• _WHAT YOU SHOULD DO_: State only the number of lines that include "Pages".
Begin
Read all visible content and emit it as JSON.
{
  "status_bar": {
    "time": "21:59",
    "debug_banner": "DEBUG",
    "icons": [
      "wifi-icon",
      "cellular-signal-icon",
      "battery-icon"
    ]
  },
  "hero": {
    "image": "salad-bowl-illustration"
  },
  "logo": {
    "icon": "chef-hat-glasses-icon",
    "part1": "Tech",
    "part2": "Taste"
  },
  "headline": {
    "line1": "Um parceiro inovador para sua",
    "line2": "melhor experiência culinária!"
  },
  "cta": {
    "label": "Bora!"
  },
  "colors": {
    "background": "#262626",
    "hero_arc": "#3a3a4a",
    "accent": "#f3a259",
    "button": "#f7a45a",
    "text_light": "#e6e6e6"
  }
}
End
Begin
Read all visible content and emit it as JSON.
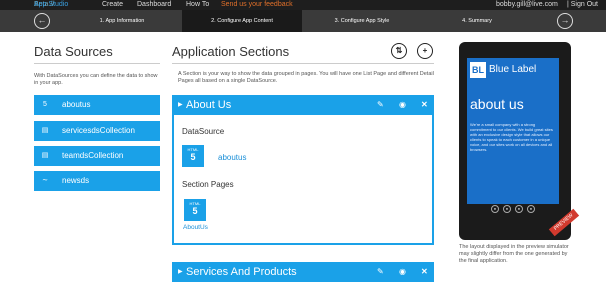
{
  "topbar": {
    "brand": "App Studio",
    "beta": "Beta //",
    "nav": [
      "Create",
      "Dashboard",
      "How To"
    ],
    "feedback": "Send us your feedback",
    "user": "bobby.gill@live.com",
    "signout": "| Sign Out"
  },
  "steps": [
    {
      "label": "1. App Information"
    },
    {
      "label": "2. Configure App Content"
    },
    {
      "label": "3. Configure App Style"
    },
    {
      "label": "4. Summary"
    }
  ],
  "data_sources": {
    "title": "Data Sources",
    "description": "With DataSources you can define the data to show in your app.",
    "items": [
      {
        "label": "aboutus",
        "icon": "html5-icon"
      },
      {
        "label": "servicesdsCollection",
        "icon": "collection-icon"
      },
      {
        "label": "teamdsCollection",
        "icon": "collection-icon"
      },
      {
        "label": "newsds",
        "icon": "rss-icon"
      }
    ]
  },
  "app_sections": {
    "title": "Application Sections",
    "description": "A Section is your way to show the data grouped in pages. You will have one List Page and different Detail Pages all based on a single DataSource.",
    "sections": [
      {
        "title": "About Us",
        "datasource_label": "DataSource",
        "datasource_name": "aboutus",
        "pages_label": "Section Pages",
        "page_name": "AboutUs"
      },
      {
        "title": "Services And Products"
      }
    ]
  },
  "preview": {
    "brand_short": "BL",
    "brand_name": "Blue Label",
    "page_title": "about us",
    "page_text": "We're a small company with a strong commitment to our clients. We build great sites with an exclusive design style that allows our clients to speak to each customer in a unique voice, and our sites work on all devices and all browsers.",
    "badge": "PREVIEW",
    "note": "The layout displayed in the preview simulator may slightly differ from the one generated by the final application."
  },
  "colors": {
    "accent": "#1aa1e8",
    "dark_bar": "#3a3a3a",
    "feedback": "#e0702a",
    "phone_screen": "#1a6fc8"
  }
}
End
• _RESULT FOR THIS EXERCISE_: 2